Gather every line of the entries that includes the word "ylabel".

PROVIDED DATA.
####################

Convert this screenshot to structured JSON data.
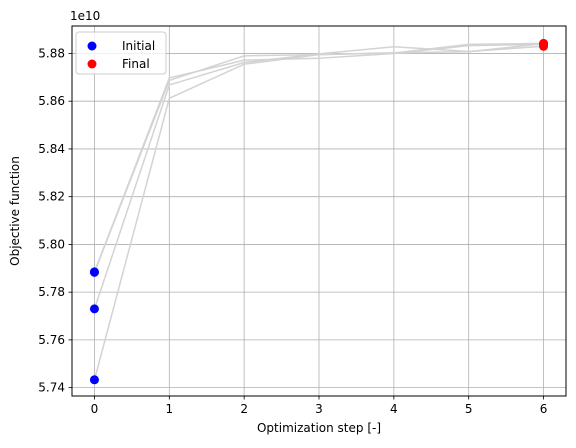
{
  "chart_data": {
    "type": "scatter",
    "xlabel": "Optimization step [-]",
    "ylabel": "Objective function",
    "y_offset_label": "1e10",
    "xlim": [
      -0.3,
      6.3
    ],
    "ylim": [
      5.7365,
      5.8915
    ],
    "x_ticks": [
      0,
      1,
      2,
      3,
      4,
      5,
      6
    ],
    "y_ticks": [
      5.74,
      5.76,
      5.78,
      5.8,
      5.82,
      5.84,
      5.86,
      5.88
    ],
    "y_tick_labels": [
      "5.74",
      "5.76",
      "5.78",
      "5.80",
      "5.82",
      "5.84",
      "5.86",
      "5.88"
    ],
    "grid": true,
    "legend_position": "top-left",
    "trajectories_color": "#d3d3d3",
    "trajectories": [
      {
        "x": [
          0,
          1,
          2,
          3,
          4,
          5,
          6
        ],
        "y": [
          5.7433,
          5.8612,
          5.8755,
          5.8795,
          5.8803,
          5.8807,
          5.8841
        ]
      },
      {
        "x": [
          0,
          1,
          2,
          3,
          4,
          5,
          6
        ],
        "y": [
          5.773,
          5.8668,
          5.8762,
          5.8798,
          5.8828,
          5.8808,
          5.883
        ]
      },
      {
        "x": [
          0,
          1,
          2,
          3,
          4,
          5,
          6
        ],
        "y": [
          5.7883,
          5.8687,
          5.879,
          5.8795,
          5.8802,
          5.8838,
          5.8842
        ]
      },
      {
        "x": [
          0,
          1,
          2,
          3,
          4,
          5,
          6
        ],
        "y": [
          5.7885,
          5.8697,
          5.8772,
          5.878,
          5.88,
          5.8833,
          5.8838
        ]
      }
    ],
    "series": [
      {
        "name": "Initial",
        "color": "#0000ff",
        "x": [
          0,
          0,
          0,
          0
        ],
        "y": [
          5.7433,
          5.773,
          5.7883,
          5.7885
        ]
      },
      {
        "name": "Final",
        "color": "#ff0000",
        "x": [
          6,
          6,
          6,
          6
        ],
        "y": [
          5.8841,
          5.883,
          5.8842,
          5.8838
        ]
      }
    ]
  }
}
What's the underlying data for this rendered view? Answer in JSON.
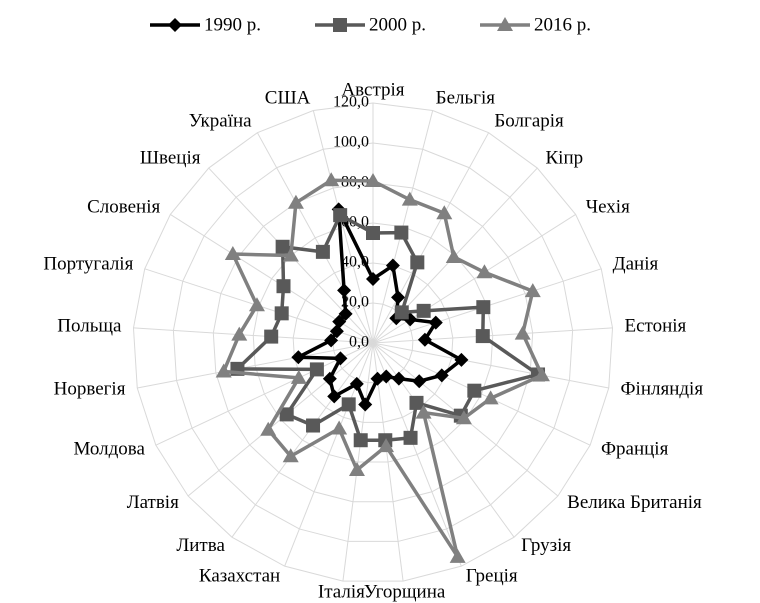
{
  "chart_data": {
    "type": "radar",
    "categories": [
      "Австрія",
      "Бельгія",
      "Болгарія",
      "Кіпр",
      "Чехія",
      "Данія",
      "Естонія",
      "Фінляндія",
      "Франція",
      "Велика Британія",
      "Грузія",
      "Греція",
      "Угорщина",
      "Італія",
      "Казахстан",
      "Литва",
      "Латвія",
      "Молдова",
      "Норвегія",
      "Польща",
      "Португалія",
      "Словенія",
      "Швеція",
      "Україна",
      "США"
    ],
    "series": [
      {
        "name": "1990 р.",
        "color": "#000000",
        "marker": "diamond",
        "values": [
          32,
          40,
          26,
          17,
          22,
          33,
          26,
          45,
          38,
          30,
          22,
          18,
          18,
          31,
          22,
          33,
          28,
          18,
          38,
          21,
          19,
          20,
          20,
          30,
          69
        ]
      },
      {
        "name": "2000 р.",
        "color": "#595959",
        "marker": "square",
        "values": [
          55,
          57,
          46,
          21,
          30,
          58,
          55,
          84,
          56,
          57,
          37,
          51,
          49,
          49,
          33,
          51,
          56,
          31,
          69,
          51,
          48,
          53,
          66,
          52,
          66
        ]
      },
      {
        "name": "2016 р.",
        "color": "#808080",
        "marker": "triangle",
        "values": [
          81,
          74,
          74,
          59,
          66,
          84,
          75,
          86,
          65,
          59,
          43,
          115,
          52,
          64,
          46,
          70,
          68,
          41,
          76,
          67,
          61,
          83,
          60,
          80,
          84
        ]
      }
    ],
    "ylim": [
      0,
      120
    ],
    "yticks": [
      {
        "value": 0,
        "label": "0,0"
      },
      {
        "value": 20,
        "label": "20,0"
      },
      {
        "value": 40,
        "label": "40,0"
      },
      {
        "value": 60,
        "label": "60,0"
      },
      {
        "value": 80,
        "label": "80,0"
      },
      {
        "value": 100,
        "label": "100,0"
      },
      {
        "value": 120,
        "label": "120,0"
      }
    ],
    "grid": true,
    "legend": "top"
  }
}
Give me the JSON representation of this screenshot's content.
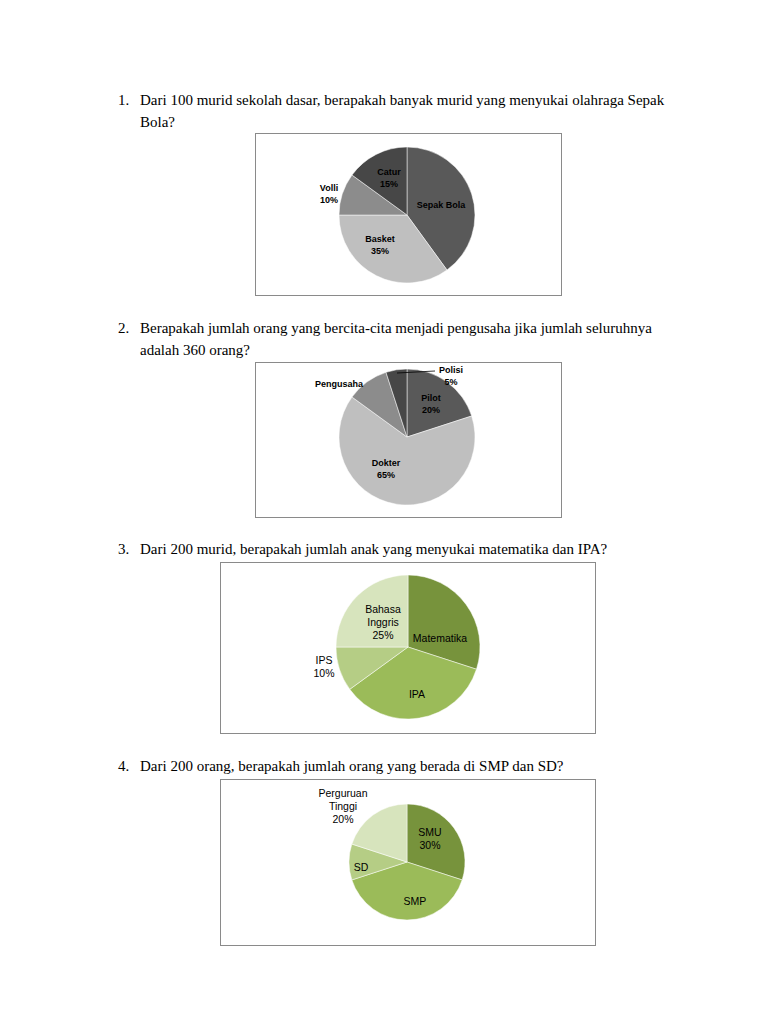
{
  "questions": [
    {
      "number": "1.",
      "text": "Dari 100 murid sekolah dasar, berapakah banyak murid yang menyukai olahraga Sepak Bola?"
    },
    {
      "number": "2.",
      "text": "Berapakah jumlah orang yang bercita-cita menjadi pengusaha jika jumlah seluruhnya adalah 360 orang?"
    },
    {
      "number": "3.",
      "text": "Dari 200 murid, berapakah jumlah anak yang menyukai matematika dan IPA?"
    },
    {
      "number": "4.",
      "text": "Dari 200 orang, berapakah jumlah orang yang berada di SMP dan SD?"
    }
  ],
  "chart_data": [
    {
      "type": "pie",
      "categories": [
        "Sepak Bola",
        "Basket",
        "Volli",
        "Catur"
      ],
      "values": [
        40,
        35,
        10,
        15
      ],
      "value_labels": [
        null,
        "35%",
        "10%",
        "15%"
      ],
      "data_labels": true,
      "colors": [
        "#595959",
        "#bfbfbf",
        "#8c8c8c",
        "#474747"
      ]
    },
    {
      "type": "pie",
      "categories": [
        "Pilot",
        "Dokter",
        "Pengusaha",
        "Polisi"
      ],
      "values": [
        20,
        65,
        10,
        5
      ],
      "value_labels": [
        "20%",
        "65%",
        null,
        "5%"
      ],
      "data_labels": true,
      "colors": [
        "#595959",
        "#bfbfbf",
        "#8c8c8c",
        "#474747"
      ]
    },
    {
      "type": "pie",
      "categories": [
        "Matematika",
        "IPA",
        "IPS",
        "Bahasa Inggris"
      ],
      "values": [
        30,
        35,
        10,
        25
      ],
      "value_labels": [
        null,
        null,
        "10%",
        "25%"
      ],
      "data_labels": true,
      "colors": [
        "#77933c",
        "#9bbb59",
        "#b5cd85",
        "#d7e4bd"
      ]
    },
    {
      "type": "pie",
      "categories": [
        "SMU",
        "SMP",
        "SD",
        "Perguruan Tinggi"
      ],
      "values": [
        30,
        40,
        10,
        20
      ],
      "value_labels": [
        "30%",
        null,
        null,
        "20%"
      ],
      "data_labels": true,
      "colors": [
        "#77933c",
        "#9bbb59",
        "#b5cd85",
        "#d7e4bd"
      ]
    }
  ]
}
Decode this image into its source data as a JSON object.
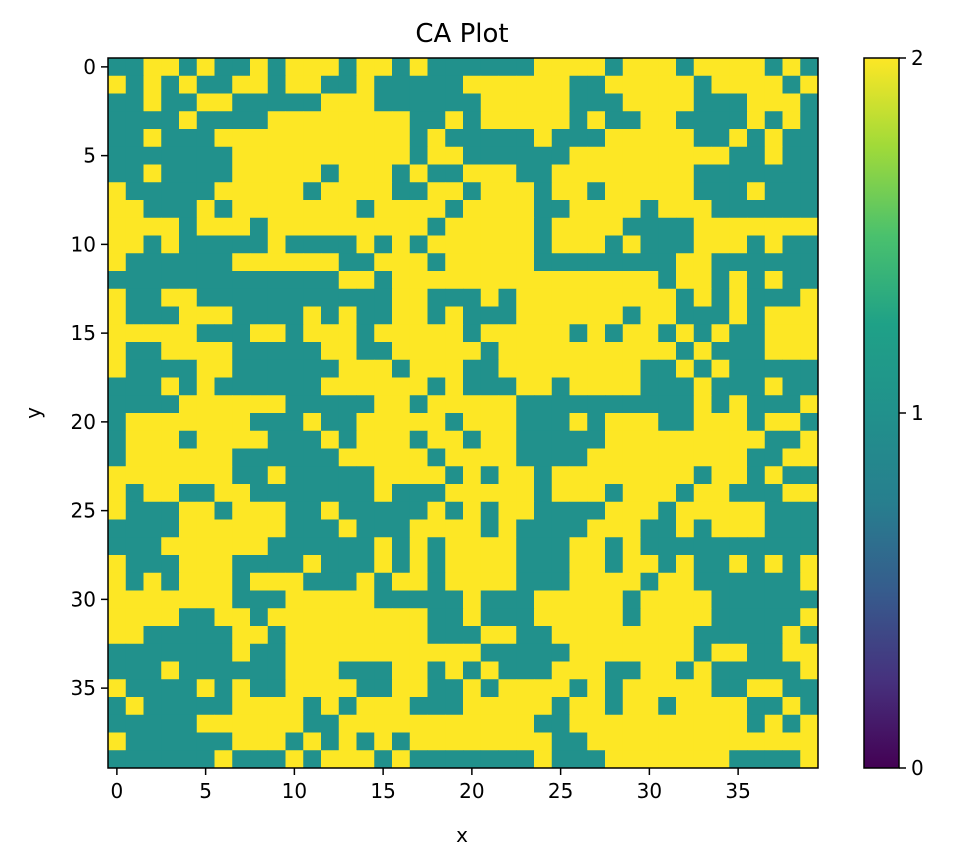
{
  "chart_data": {
    "type": "heatmap",
    "title": "CA Plot",
    "xlabel": "x",
    "ylabel": "y",
    "grid": false,
    "colormap": "viridis",
    "value_range": [
      0,
      2
    ],
    "rows": 40,
    "cols": 40,
    "x_ticks": [
      "0",
      "5",
      "10",
      "15",
      "20",
      "25",
      "30",
      "35"
    ],
    "y_ticks": [
      "0",
      "5",
      "10",
      "15",
      "20",
      "25",
      "30",
      "35"
    ],
    "colorbar_ticks": [
      "0",
      "1",
      "2"
    ],
    "colors": {
      "low": "#440154",
      "mid": "#21918c",
      "high": "#fde725"
    },
    "grid_rows": [
      "1122121121222122121111112222122212222121",
      "2121211221221121111122222211222221222212",
      "1121122111112221111112222211122221112221",
      "1111211112222222211212222212112211112121",
      "1121112222222222212111112111222221121211",
      "1111111222222222212211111122222222211211",
      "1121111222221222121122211222222221111111",
      "2111112222212222112212221221222221112111",
      "2211121222222212222122221122221222111111",
      "2222122212222222221222221222211112222222",
      "2212111112111121212222221222121112221211",
      "2111111222222112221222221111111122111111",
      "1111111111111221222222222222222122121211",
      "2112211111111111221112122222222212121112",
      "2111222111121211221211122222212211121222",
      "2222211122122212222212222212122121211222",
      "2112222111112211222221222222222212111222",
      "2111122111111222122211222222221121211111",
      "1112121111112222221211122122221112111211",
      "1111222222111112212222211111111112121112",
      "1222222211121122222122211121222112221221",
      "1222122221112122212212211111222222222112",
      "1222222111111222221222211112222222221122",
      "2222222112111112222121221222222221221211",
      "2122112211111112111222221222122212211122",
      "2111221222112111112121221111222122222111",
      "1111222222111211122221211112221121222111",
      "1112222221111112121222211122121111111111",
      "2111222111121112121222211122122121121212",
      "2121222122211121221222211122221221111112",
      "2222222111222221111121112222212222111111",
      "2222112212222222221121112222212222111112",
      "2211111221222222221112211222222221111121",
      "1111111211222222222221111122222221221122",
      "1112111111222111221212111222112212111112",
      "2111121211222211221121222212122222112211",
      "1211111222212122211122222122122122221121",
      "1111122222211222222222221122222222221212",
      "2111111222121212122222222112222222222222",
      "1111112111212221211111112111222222211112"
    ]
  }
}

####################

EXERCISE SOLUTION.
    "ylabel": "Objective function",
    "ylabel": "y",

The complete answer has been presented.